Extracted data entries
[BEGIN]
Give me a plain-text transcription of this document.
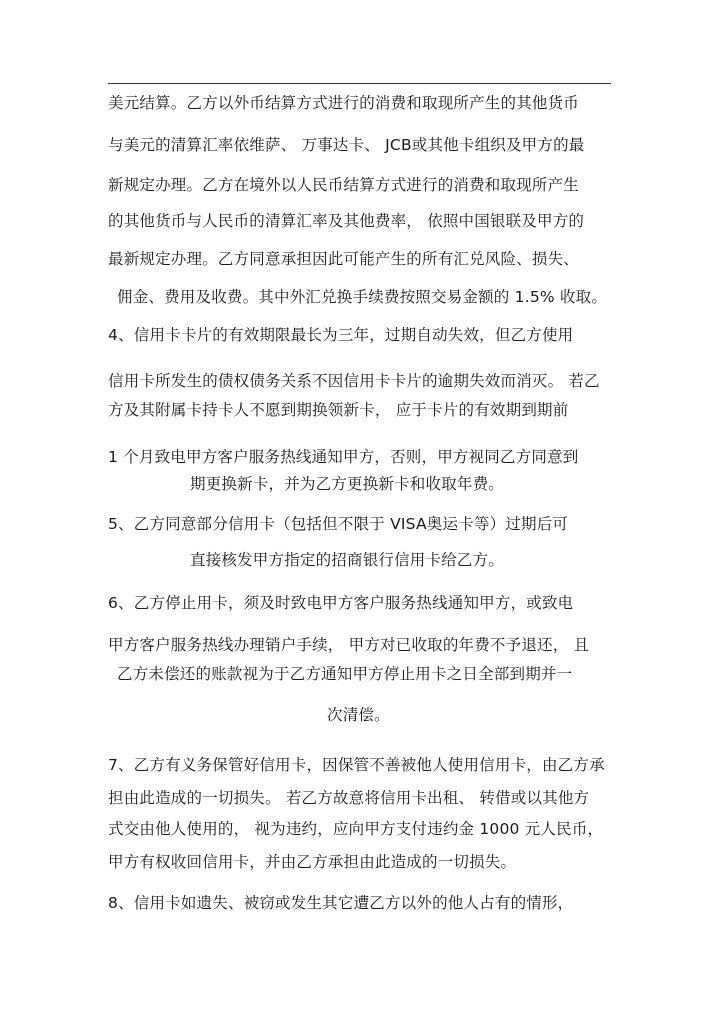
美元结算。乙方以外币结算方式进行的消费和取现所产生的其他货币
与美元的清算汇率依维萨、 万事达卡、 JCB或其他卡组织及甲方的最
新规定办理。乙方在境外以人民币结算方式进行的消费和取现所产生
的其他货币与人民币的清算汇率及其他费率， 依照中国银联及甲方的
最新规定办理。乙方同意承担因此可能产生的所有汇兑风险、损失、
佣金、费用及收费。其中外汇兑换手续费按照交易金额的 1.5% 收取。
4、信用卡卡片的有效期限最长为三年，过期自动失效，但乙方使用
信用卡所发生的债权债务关系不因信用卡卡片的逾期失效而消灭。 若乙
方及其附属卡持卡人不愿到期换领新卡， 应于卡片的有效期到期前
1 个月致电甲方客户服务热线通知甲方，否则，甲方视同乙方同意到
期更换新卡，并为乙方更换新卡和收取年费。
5、乙方同意部分信用卡（包括但不限于 VISA奥运卡等）过期后可
直接核发甲方指定的招商银行信用卡给乙方。
6、乙方停止用卡，须及时致电甲方客户服务热线通知甲方，或致电
甲方客户服务热线办理销户手续， 甲方对已收取的年费不予退还， 且
乙方未偿还的账款视为于乙方通知甲方停止用卡之日全部到期并一
次清偿。
7、乙方有义务保管好信用卡，因保管不善被他人使用信用卡，由乙方承
担由此造成的一切损失。 若乙方故意将信用卡出租、 转借或以其他方
式交由他人使用的， 视为违约，应向甲方支付违约金 1000 元人民币，
甲方有权收回信用卡，并由乙方承担由此造成的一切损失。
8、信用卡如遗失、被窃或发生其它遭乙方以外的他人占有的情形，
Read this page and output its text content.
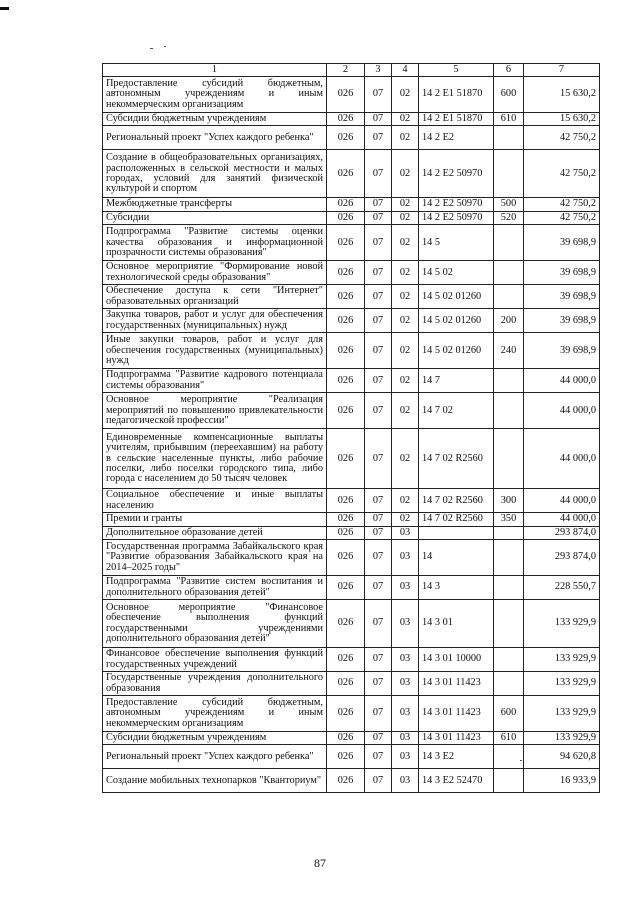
1	2	3	4	5	6	7
Предоставление субсидий бюджетным, автономным учреждениям и иным некоммерческим организациям	026	07	02	14 2 E1 51870	600	15 630,2
Субсидии бюджетным учреждениям	026	07	02	14 2 E1 51870	610	15 630,2
Региональный проект "Успех каждого ребенка"	026	07	02	14 2 E2		42 750,2
Создание в общеобразовательных организациях, расположенных в сельской местности и малых городах, условий для занятий физической культурой и спортом	026	07	02	14 2 E2 50970		42 750,2
Межбюджетные трансферты	026	07	02	14 2 E2 50970	500	42 750,2
Субсидии	026	07	02	14 2 E2 50970	520	42 750,2
Подпрограмма "Развитие системы оценки качества образования и информационной прозрачности системы образования"	026	07	02	14 5		39 698,9
Основное мероприятие "Формирование новой технологической среды образования"	026	07	02	14 5 02		39 698,9
Обеспечение доступа к сети "Интернет" образовательных организаций	026	07	02	14 5 02 01260		39 698,9
Закупка товаров, работ и услуг для обеспечения государственных (муниципальных) нужд	026	07	02	14 5 02 01260	200	39 698,9
Иные закупки товаров, работ и услуг для обеспечения государственных (муниципальных) нужд	026	07	02	14 5 02 01260	240	39 698,9
Подпрограмма "Развитие кадрового потенциала системы образования"	026	07	02	14 7		44 000,0
Основное мероприятие "Реализация мероприятий по повышению привлекательности педагогической профессии"	026	07	02	14 7 02		44 000,0
Единовременные компенсационные выплаты учителям, прибывшим (переехавшим) на работу в сельские населенные пункты, либо рабочие поселки, либо поселки городского типа, либо города с населением до 50 тысяч человек	026	07	02	14 7 02 R2560		44 000,0
Социальное обеспечение и иные выплаты населению	026	07	02	14 7 02 R2560	300	44 000,0
Премии и гранты	026	07	02	14 7 02 R2560	350	44 000,0
Дополнительное образование детей	026	07	03			293 874,0
Государственная программа Забайкальского края "Развитие образования Забайкальского края на 2014–2025 годы"	026	07	03	14		293 874,0
Подпрограмма "Развитие систем воспитания и дополнительного образования детей"	026	07	03	14 3		228 550,7
Основное мероприятие "Финансовое обеспечение выполнения функций государственными учреждениями дополнительного образования детей"	026	07	03	14 3 01		133 929,9
Финансовое обеспечение выполнения функций государственных учреждений	026	07	03	14 3 01 10000		133 929,9
Государственные учреждения дополнительного образования	026	07	03	14 3 01 11423		133 929,9
Предоставление субсидий бюджетным, автономным учреждениям и иным некоммерческим организациям	026	07	03	14 3 01 11423	600	133 929,9
Субсидии бюджетным учреждениям	026	07	03	14 3 01 11423	610	133 929,9
Региональный проект "Успех каждого ребенка"	026	07	03	14 3 E2		94 620,8
Создание мобильных технопарков "Кванториум"	026	07	03	14 3 E2 52470		16 933,9
87
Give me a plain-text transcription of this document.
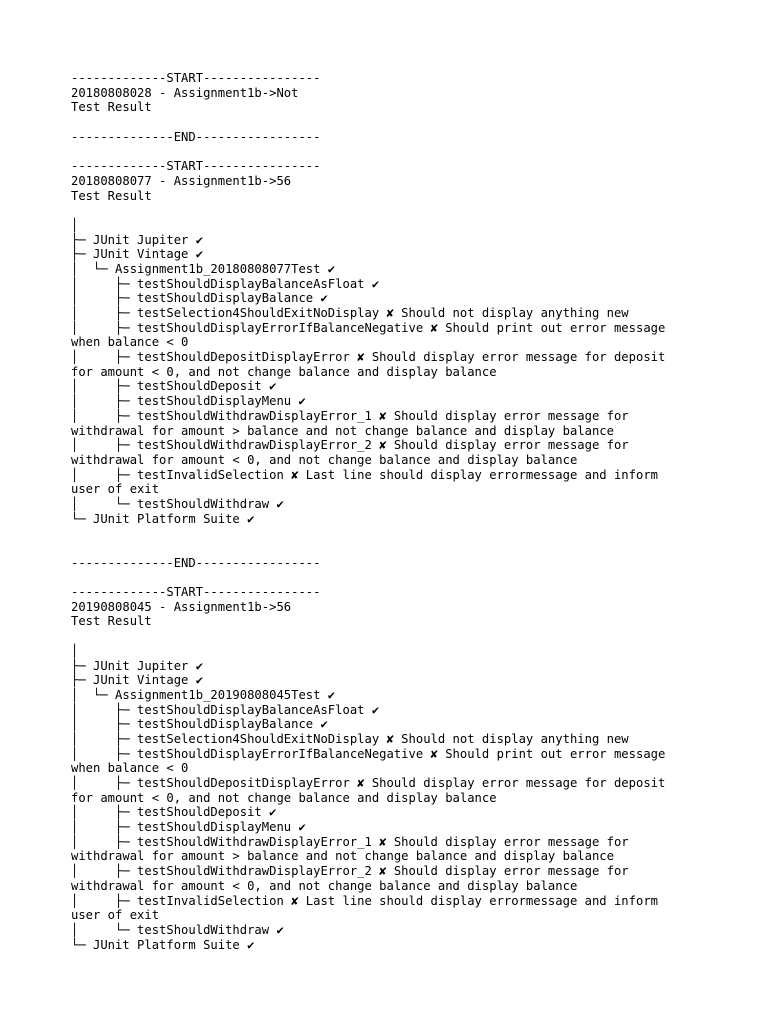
-------------START----------------
20180808028 - Assignment1b->Not
Test Result
--------------END-----------------
-------------START----------------
20180808077 - Assignment1b->56
Test Result
│
├─ JUnit Jupiter ✔
├─ JUnit Vintage ✔
│  └─ Assignment1b_20180808077Test ✔
│     ├─ testShouldDisplayBalanceAsFloat ✔
│     ├─ testShouldDisplayBalance ✔
│     ├─ testSelection4ShouldExitNoDisplay ✘ Should not display anything new
│     ├─ testShouldDisplayErrorIfBalanceNegative ✘ Should print out error message
when balance < 0
│     ├─ testShouldDepositDisplayError ✘ Should display error message for deposit
for amount < 0, and not change balance and display balance
│     ├─ testShouldDeposit ✔
│     ├─ testShouldDisplayMenu ✔
│     ├─ testShouldWithdrawDisplayError_1 ✘ Should display error message for
withdrawal for amount > balance and not change balance and display balance
│     ├─ testShouldWithdrawDisplayError_2 ✘ Should display error message for
withdrawal for amount < 0, and not change balance and display balance
│     ├─ testInvalidSelection ✘ Last line should display errormessage and inform
user of exit
│     └─ testShouldWithdraw ✔
└─ JUnit Platform Suite ✔
--------------END-----------------
-------------START----------------
20190808045 - Assignment1b->56
Test Result
│
├─ JUnit Jupiter ✔
├─ JUnit Vintage ✔
│  └─ Assignment1b_20190808045Test ✔
│     ├─ testShouldDisplayBalanceAsFloat ✔
│     ├─ testShouldDisplayBalance ✔
│     ├─ testSelection4ShouldExitNoDisplay ✘ Should not display anything new
│     ├─ testShouldDisplayErrorIfBalanceNegative ✘ Should print out error message
when balance < 0
│     ├─ testShouldDepositDisplayError ✘ Should display error message for deposit
for amount < 0, and not change balance and display balance
│     ├─ testShouldDeposit ✔
│     ├─ testShouldDisplayMenu ✔
│     ├─ testShouldWithdrawDisplayError_1 ✘ Should display error message for
withdrawal for amount > balance and not change balance and display balance
│     ├─ testShouldWithdrawDisplayError_2 ✘ Should display error message for
withdrawal for amount < 0, and not change balance and display balance
│     ├─ testInvalidSelection ✘ Last line should display errormessage and inform
user of exit
│     └─ testShouldWithdraw ✔
└─ JUnit Platform Suite ✔
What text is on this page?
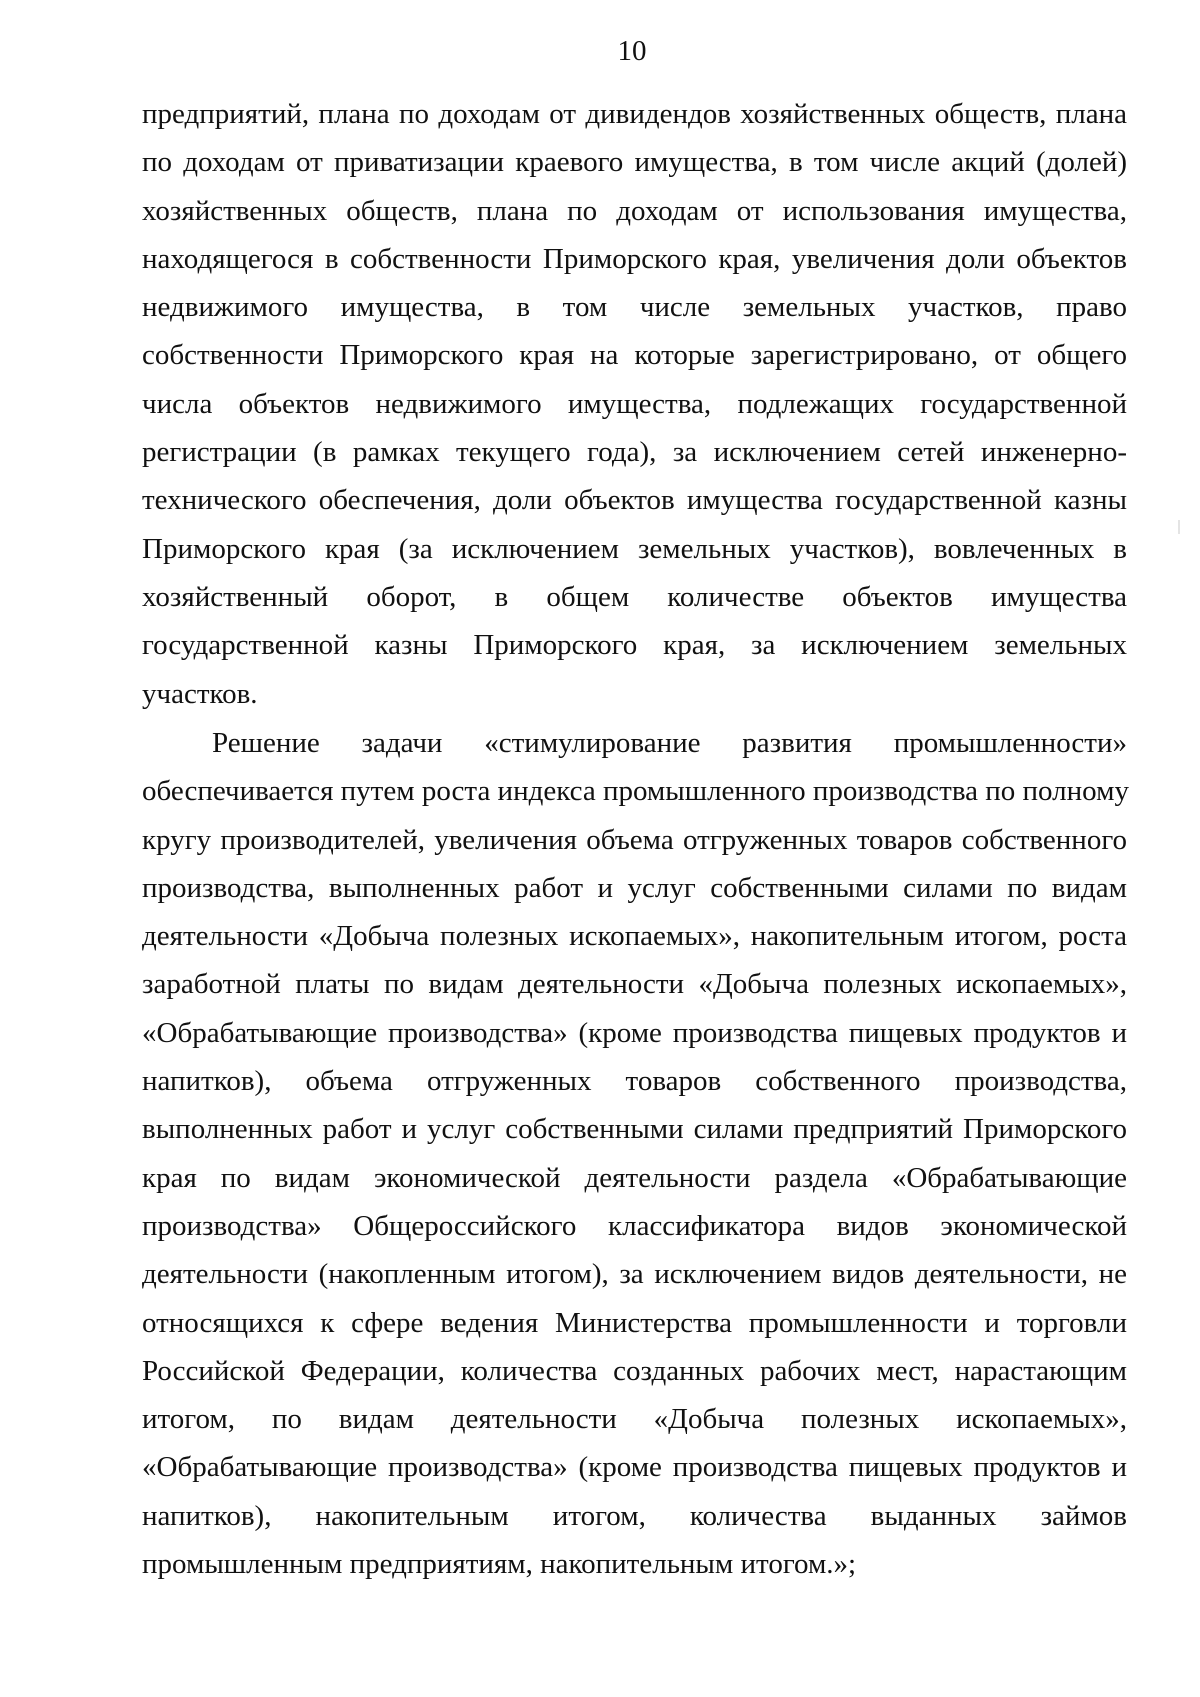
10
предприятий, плана по доходам от дивидендов хозяйственных обществ, плана
по доходам от приватизации краевого имущества, в том числе акций (долей)
хозяйственных обществ, плана по доходам от использования имущества,
находящегося в собственности Приморского края, увеличения доли объектов
недвижимого имущества, в том числе земельных участков, право
собственности Приморского края на которые зарегистрировано, от общего
числа объектов недвижимого имущества, подлежащих государственной
регистрации (в рамках текущего года), за исключением сетей инженерно-
технического обеспечения, доли объектов имущества государственной казны
Приморского края (за исключением земельных участков), вовлеченных в
хозяйственный оборот, в общем количестве объектов имущества
государственной казны Приморского края, за исключением земельных
участков.
Решение задачи «стимулирование развития промышленности»
обеспечивается путем роста индекса промышленного производства по полному
кругу производителей, увеличения объема отгруженных товаров собственного
производства, выполненных работ и услуг собственными силами по видам
деятельности «Добыча полезных ископаемых», накопительным итогом, роста
заработной платы по видам деятельности «Добыча полезных ископаемых»,
«Обрабатывающие производства» (кроме производства пищевых продуктов и
напитков), объема отгруженных товаров собственного производства,
выполненных работ и услуг собственными силами предприятий Приморского
края по видам экономической деятельности раздела «Обрабатывающие
производства» Общероссийского классификатора видов экономической
деятельности (накопленным итогом), за исключением видов деятельности, не
относящихся к сфере ведения Министерства промышленности и торговли
Российской Федерации, количества созданных рабочих мест, нарастающим
итогом, по видам деятельности «Добыча полезных ископаемых»,
«Обрабатывающие производства» (кроме производства пищевых продуктов и
напитков), накопительным итогом, количества выданных займов
промышленным предприятиям, накопительным итогом.»;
[END]
Work instructions - Find the lines above that include the string "дополнительного" and copy them.

Written solution -
Подпрограмма "Развитие систем воспитания и дополнительного образования детей"	026	07	03	14 3		228 550,7
Основное мероприятие "Финансовое обеспечение выполнения функций государственными учреждениями дополнительного образования детей"	026	07	03	14 3 01		133 929,9
Государственные учреждения дополнительного образования	026	07	03	14 3 01 11423		133 929,9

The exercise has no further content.